-- Given request --
Copy verbatim the lines below, from the line containing "Bar [211,250,253,262]" through the line containing "Bar [309,234,316,246]", with both of those lines included.

____ Records for this task

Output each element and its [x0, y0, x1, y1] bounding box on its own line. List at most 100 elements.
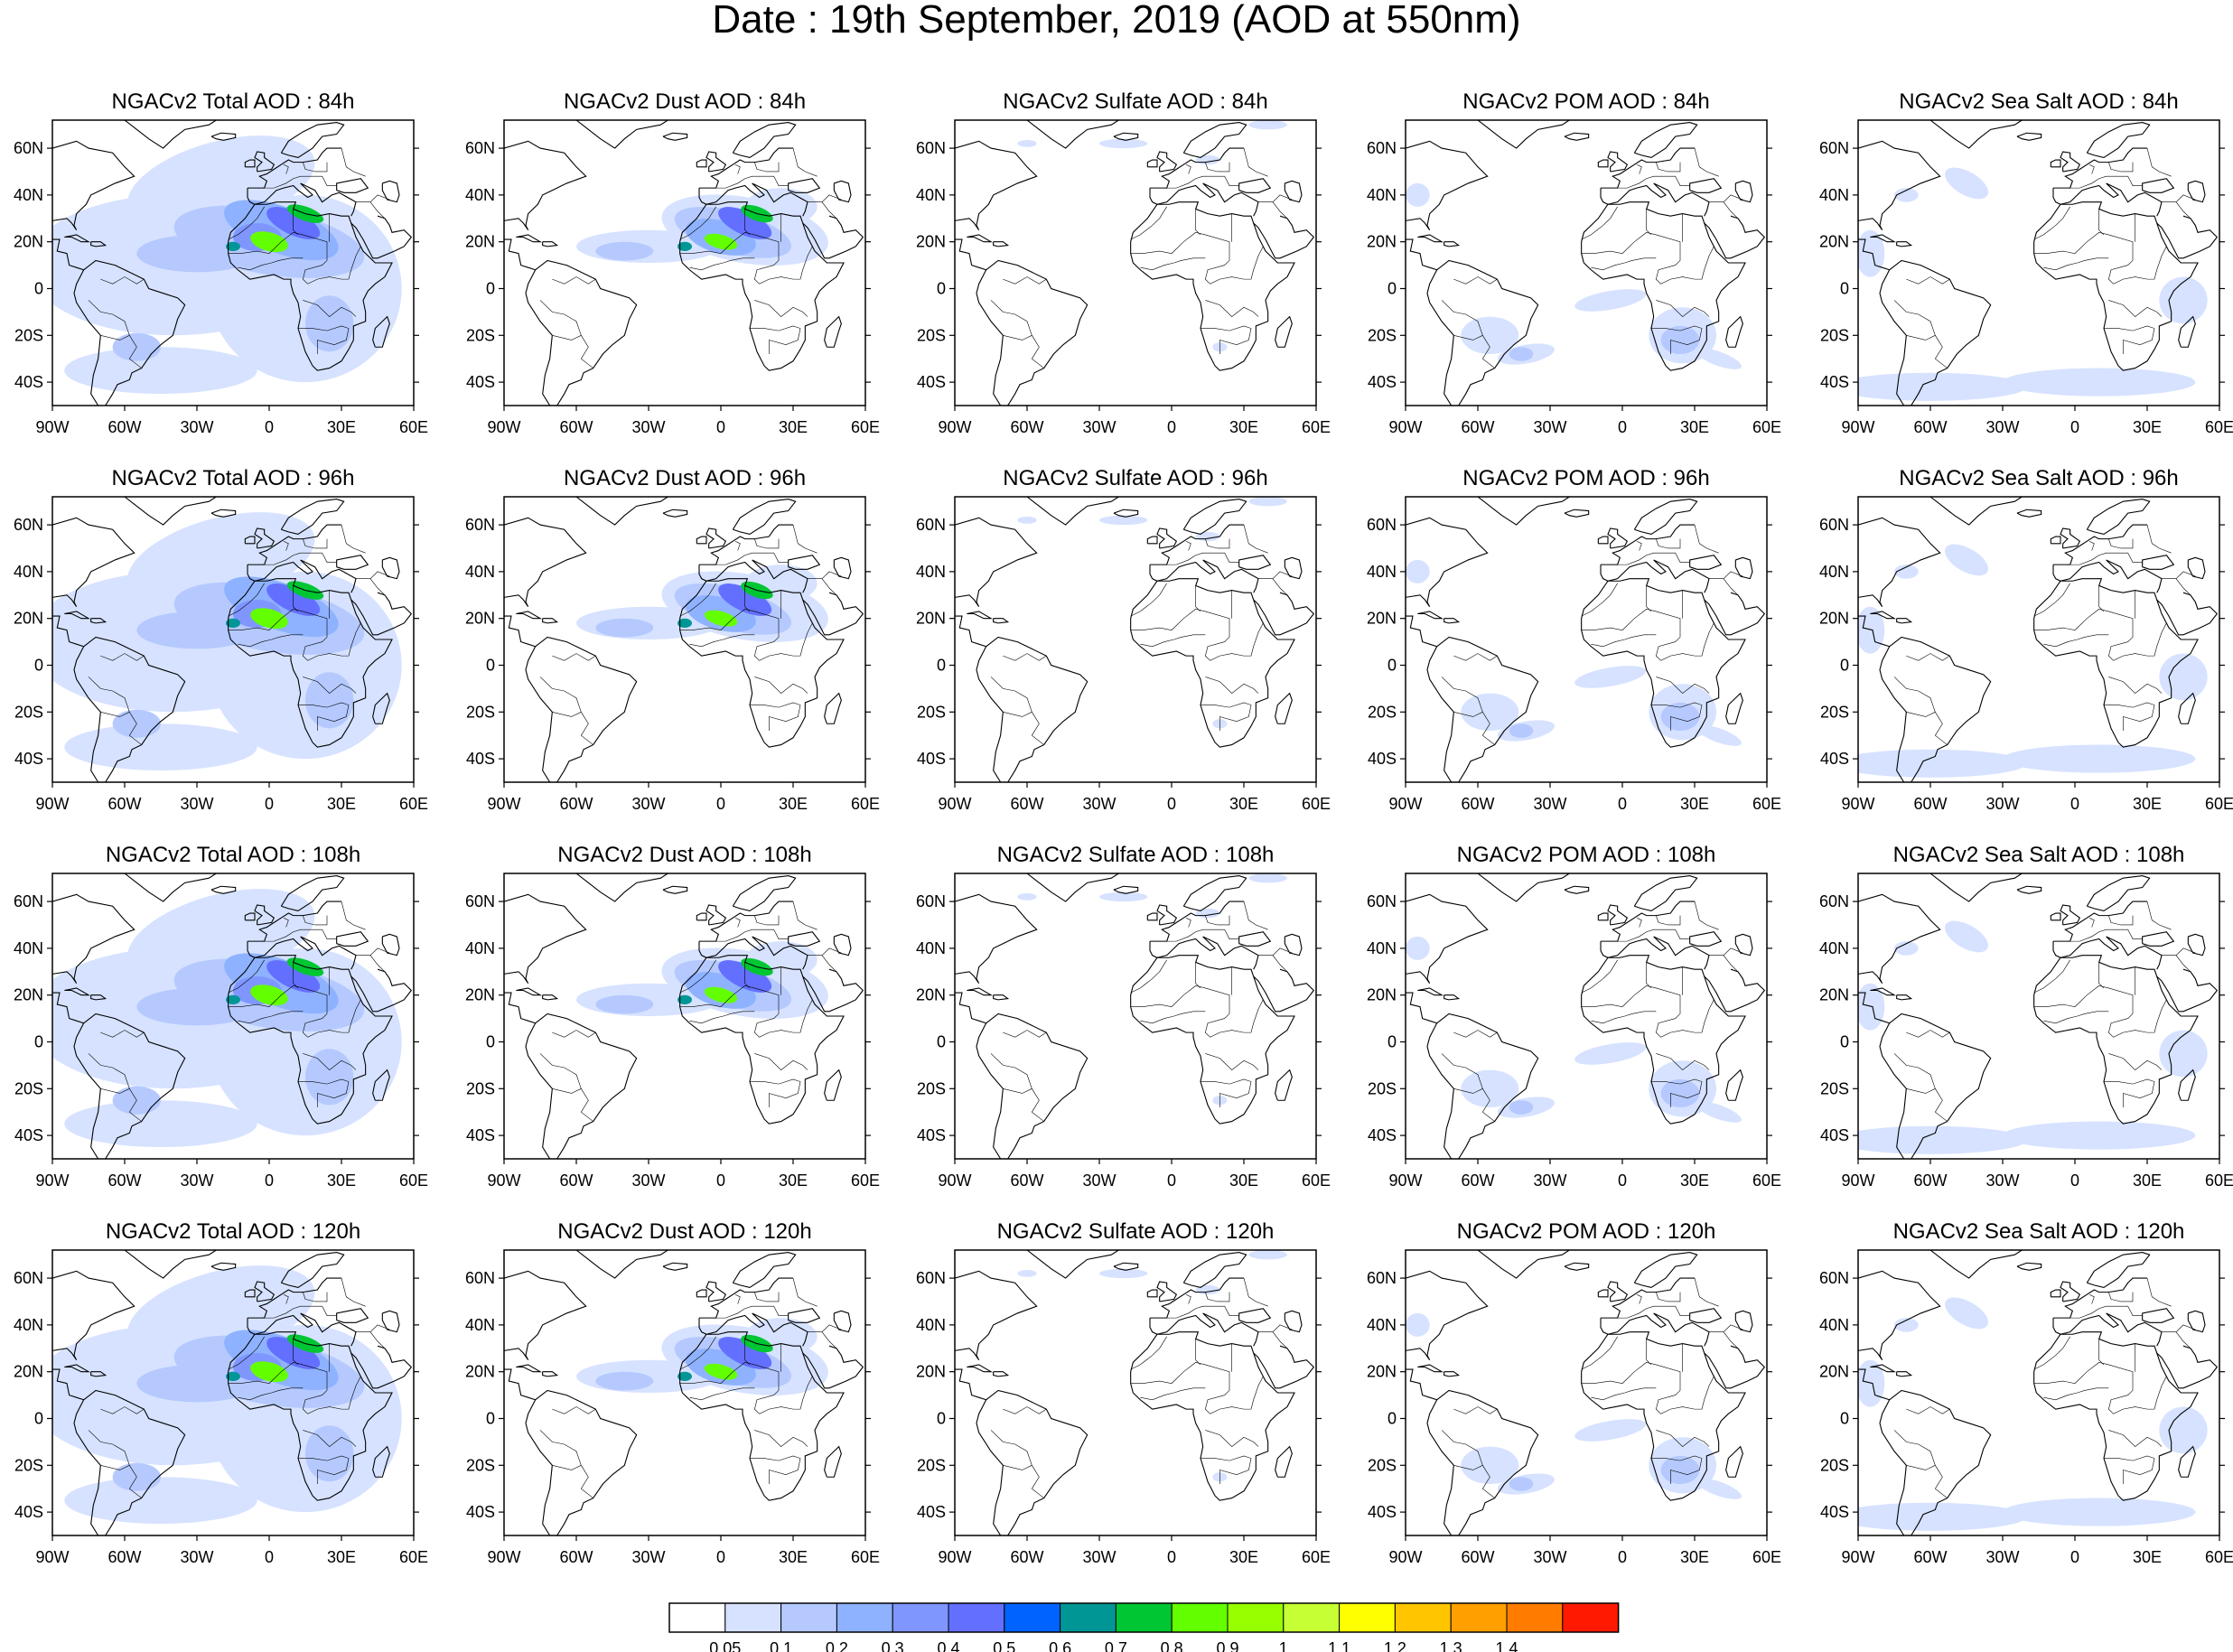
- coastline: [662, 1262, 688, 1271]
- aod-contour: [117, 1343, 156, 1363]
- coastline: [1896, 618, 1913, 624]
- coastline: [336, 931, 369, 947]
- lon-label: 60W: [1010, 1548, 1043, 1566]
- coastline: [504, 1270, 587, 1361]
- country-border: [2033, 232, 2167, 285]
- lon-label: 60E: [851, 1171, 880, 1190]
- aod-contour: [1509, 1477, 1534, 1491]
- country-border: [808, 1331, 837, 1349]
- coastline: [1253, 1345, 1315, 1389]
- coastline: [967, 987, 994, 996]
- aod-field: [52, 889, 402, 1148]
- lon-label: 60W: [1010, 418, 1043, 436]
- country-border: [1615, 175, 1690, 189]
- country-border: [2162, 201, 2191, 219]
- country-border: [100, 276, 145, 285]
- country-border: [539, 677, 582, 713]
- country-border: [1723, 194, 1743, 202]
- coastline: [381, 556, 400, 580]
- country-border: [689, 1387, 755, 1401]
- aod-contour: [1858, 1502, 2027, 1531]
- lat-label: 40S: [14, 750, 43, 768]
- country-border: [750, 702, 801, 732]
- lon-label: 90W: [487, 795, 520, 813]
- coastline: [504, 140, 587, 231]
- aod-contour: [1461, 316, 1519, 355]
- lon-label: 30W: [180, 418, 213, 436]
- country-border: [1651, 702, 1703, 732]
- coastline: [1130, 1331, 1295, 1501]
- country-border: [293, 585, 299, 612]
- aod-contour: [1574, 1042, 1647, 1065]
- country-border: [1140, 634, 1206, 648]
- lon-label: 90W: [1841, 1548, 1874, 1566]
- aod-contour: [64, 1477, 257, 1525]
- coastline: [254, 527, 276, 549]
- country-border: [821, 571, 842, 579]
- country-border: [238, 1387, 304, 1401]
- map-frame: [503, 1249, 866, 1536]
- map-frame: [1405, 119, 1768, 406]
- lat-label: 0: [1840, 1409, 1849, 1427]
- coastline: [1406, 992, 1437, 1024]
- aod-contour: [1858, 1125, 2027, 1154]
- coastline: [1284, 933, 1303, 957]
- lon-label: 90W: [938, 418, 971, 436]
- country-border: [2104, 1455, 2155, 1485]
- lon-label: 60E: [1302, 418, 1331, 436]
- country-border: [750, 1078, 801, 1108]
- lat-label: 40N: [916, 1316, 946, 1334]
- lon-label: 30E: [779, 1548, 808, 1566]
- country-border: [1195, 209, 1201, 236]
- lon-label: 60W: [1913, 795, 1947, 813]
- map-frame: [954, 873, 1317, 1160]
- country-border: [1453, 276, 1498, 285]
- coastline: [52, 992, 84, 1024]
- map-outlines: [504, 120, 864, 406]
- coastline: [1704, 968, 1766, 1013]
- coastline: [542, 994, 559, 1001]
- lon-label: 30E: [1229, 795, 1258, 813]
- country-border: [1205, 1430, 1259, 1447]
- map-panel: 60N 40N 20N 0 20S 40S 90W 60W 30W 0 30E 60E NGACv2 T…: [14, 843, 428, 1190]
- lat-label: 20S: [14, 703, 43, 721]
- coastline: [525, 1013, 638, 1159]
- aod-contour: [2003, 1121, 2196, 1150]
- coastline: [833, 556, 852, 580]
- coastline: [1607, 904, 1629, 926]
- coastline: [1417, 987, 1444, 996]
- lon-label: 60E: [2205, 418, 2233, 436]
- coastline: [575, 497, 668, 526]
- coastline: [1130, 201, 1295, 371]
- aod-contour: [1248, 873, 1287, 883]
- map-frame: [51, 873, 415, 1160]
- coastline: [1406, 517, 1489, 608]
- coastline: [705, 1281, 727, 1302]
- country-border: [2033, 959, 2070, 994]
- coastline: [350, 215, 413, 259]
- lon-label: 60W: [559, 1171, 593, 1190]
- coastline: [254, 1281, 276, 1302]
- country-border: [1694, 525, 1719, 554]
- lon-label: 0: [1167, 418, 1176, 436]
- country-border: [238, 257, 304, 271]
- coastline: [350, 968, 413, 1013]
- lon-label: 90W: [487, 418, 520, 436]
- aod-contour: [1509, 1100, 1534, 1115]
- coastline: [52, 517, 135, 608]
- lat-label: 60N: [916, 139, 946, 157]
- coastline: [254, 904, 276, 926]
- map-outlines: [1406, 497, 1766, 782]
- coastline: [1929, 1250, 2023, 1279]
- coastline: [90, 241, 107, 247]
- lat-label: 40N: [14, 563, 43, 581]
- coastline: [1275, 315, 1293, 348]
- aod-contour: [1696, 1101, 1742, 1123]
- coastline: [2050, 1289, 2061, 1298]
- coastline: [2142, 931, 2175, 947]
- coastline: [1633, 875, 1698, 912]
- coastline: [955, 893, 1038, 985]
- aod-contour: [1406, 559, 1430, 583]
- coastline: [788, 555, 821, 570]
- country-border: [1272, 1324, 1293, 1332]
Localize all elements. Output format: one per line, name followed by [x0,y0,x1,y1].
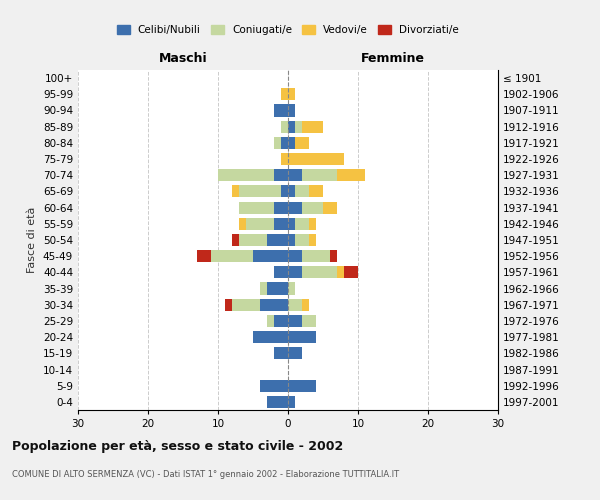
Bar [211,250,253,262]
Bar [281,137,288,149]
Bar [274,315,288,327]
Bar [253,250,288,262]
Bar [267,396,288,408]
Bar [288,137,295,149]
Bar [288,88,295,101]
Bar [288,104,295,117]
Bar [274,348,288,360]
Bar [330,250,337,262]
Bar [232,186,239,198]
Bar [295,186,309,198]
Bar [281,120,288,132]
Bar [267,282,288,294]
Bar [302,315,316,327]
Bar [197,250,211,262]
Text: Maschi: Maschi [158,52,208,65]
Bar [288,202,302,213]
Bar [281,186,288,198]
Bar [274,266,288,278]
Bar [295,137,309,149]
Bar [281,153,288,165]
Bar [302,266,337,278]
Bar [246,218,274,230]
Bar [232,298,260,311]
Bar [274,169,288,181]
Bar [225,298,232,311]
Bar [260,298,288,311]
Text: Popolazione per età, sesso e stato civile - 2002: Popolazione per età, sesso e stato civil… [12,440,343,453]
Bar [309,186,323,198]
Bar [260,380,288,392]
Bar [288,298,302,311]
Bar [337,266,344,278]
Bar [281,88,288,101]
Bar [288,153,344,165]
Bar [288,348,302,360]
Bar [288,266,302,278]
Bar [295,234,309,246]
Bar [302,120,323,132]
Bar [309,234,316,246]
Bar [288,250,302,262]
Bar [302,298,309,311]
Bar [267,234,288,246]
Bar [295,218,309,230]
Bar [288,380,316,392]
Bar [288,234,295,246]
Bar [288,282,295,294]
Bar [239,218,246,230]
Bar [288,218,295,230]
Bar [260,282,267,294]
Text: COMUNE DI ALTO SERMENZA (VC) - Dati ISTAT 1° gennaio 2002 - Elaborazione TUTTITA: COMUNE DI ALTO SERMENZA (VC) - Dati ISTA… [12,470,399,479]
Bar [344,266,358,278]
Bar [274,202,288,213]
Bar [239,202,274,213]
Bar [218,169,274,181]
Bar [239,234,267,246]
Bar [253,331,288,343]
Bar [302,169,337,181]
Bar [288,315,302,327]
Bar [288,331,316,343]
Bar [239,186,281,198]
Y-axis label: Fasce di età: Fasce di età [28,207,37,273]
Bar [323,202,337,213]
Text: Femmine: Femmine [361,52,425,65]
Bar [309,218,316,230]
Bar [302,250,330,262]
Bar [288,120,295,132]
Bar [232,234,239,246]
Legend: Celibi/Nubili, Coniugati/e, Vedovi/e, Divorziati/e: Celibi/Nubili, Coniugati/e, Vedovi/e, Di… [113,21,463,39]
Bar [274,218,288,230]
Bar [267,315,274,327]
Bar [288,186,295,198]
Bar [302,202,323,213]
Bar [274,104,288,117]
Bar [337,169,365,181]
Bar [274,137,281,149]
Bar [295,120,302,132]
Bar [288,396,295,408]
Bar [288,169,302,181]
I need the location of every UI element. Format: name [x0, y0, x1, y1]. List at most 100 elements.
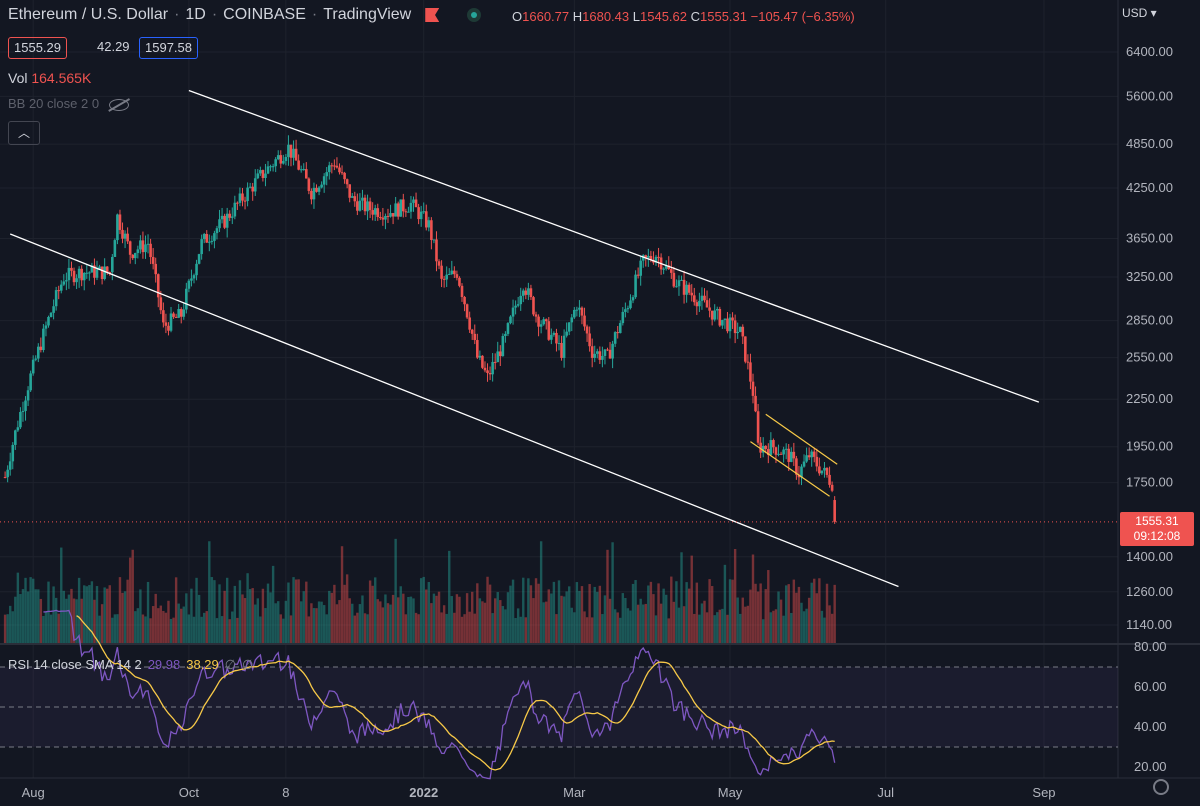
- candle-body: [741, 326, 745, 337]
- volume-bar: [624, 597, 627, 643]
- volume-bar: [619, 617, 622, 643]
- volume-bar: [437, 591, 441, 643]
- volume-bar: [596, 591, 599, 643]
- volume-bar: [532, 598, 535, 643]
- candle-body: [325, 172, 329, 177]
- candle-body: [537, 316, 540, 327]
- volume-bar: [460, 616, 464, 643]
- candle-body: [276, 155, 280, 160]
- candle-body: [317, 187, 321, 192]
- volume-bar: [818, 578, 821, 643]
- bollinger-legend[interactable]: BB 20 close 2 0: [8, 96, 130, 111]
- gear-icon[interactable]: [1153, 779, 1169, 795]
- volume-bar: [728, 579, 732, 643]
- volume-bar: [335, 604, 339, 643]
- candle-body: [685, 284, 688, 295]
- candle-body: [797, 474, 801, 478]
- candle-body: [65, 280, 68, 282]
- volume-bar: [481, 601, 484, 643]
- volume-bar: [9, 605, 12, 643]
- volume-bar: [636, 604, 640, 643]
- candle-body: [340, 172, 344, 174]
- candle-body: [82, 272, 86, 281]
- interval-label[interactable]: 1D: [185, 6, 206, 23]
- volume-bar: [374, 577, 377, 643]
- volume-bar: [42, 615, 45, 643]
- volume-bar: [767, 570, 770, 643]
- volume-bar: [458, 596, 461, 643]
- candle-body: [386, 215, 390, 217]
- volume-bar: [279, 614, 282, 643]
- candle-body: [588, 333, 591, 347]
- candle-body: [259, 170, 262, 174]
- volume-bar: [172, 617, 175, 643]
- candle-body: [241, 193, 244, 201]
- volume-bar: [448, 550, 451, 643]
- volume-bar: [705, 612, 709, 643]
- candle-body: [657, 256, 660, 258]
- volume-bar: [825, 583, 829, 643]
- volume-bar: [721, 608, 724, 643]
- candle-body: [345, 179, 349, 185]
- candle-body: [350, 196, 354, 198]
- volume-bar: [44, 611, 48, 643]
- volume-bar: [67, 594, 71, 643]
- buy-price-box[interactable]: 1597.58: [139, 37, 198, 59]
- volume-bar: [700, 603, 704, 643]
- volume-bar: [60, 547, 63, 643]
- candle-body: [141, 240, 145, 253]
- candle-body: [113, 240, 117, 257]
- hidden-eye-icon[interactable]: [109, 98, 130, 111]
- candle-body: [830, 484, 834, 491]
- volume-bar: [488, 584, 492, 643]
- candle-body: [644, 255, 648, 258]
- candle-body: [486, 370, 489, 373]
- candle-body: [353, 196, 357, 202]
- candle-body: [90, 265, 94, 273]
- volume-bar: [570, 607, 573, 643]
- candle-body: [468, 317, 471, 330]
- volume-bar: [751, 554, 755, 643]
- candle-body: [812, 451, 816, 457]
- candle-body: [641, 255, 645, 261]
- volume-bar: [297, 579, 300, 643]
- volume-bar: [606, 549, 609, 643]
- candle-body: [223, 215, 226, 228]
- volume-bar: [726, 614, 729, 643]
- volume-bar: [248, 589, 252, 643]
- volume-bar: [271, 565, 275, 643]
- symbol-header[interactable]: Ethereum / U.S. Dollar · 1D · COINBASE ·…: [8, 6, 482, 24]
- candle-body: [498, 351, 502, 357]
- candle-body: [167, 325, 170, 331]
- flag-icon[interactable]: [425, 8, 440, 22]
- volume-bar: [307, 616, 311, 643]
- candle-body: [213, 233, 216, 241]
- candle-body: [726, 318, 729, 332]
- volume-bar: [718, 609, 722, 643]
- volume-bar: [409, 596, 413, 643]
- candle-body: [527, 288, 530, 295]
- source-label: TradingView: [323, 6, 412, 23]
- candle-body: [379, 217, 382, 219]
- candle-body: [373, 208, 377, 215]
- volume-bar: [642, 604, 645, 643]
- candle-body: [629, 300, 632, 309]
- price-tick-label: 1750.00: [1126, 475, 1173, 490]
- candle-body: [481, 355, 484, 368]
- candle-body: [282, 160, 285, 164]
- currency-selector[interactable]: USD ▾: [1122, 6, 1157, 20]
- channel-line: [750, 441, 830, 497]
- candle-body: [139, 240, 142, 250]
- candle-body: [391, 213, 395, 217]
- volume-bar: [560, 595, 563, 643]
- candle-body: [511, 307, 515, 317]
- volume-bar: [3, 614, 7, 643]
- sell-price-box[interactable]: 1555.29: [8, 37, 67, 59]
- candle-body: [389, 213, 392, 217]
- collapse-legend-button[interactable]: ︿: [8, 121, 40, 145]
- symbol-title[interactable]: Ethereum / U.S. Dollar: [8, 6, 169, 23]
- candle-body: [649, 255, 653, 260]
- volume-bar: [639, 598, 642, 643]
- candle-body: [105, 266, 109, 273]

________

-- Worked answer --
Bar [211,250,253,262]
Bar [281,137,288,149]
Bar [274,315,288,327]
Bar [253,250,288,262]
Bar [267,396,288,408]
Bar [288,137,295,149]
Bar [288,88,295,101]
Bar [288,104,295,117]
Bar [274,348,288,360]
Bar [330,250,337,262]
Bar [232,186,239,198]
Bar [295,186,309,198]
Bar [281,120,288,132]
Bar [267,282,288,294]
Bar [302,315,316,327]
Bar [197,250,211,262]
Text: Maschi: Maschi [158,52,208,65]
Bar [288,202,302,213]
Bar [281,186,288,198]
Bar [274,266,288,278]
Bar [295,137,309,149]
Bar [281,153,288,165]
Bar [302,266,337,278]
Bar [246,218,274,230]
Bar [232,298,260,311]
Bar [274,169,288,181]
Bar [225,298,232,311]
Bar [260,298,288,311]
Text: Popolazione per età, sesso e stato civile - 2002: Popolazione per età, sesso e stato civil… [12,440,343,453]
Bar [309,186,323,198]
Bar [260,380,288,392]
Bar [288,298,302,311]
Bar [337,266,344,278]
Bar [281,88,288,101]
Bar [288,153,344,165]
Bar [288,348,302,360]
Bar [288,266,302,278]
Bar [295,234,309,246]
Bar [302,120,323,132]
Bar [309,234,316,246]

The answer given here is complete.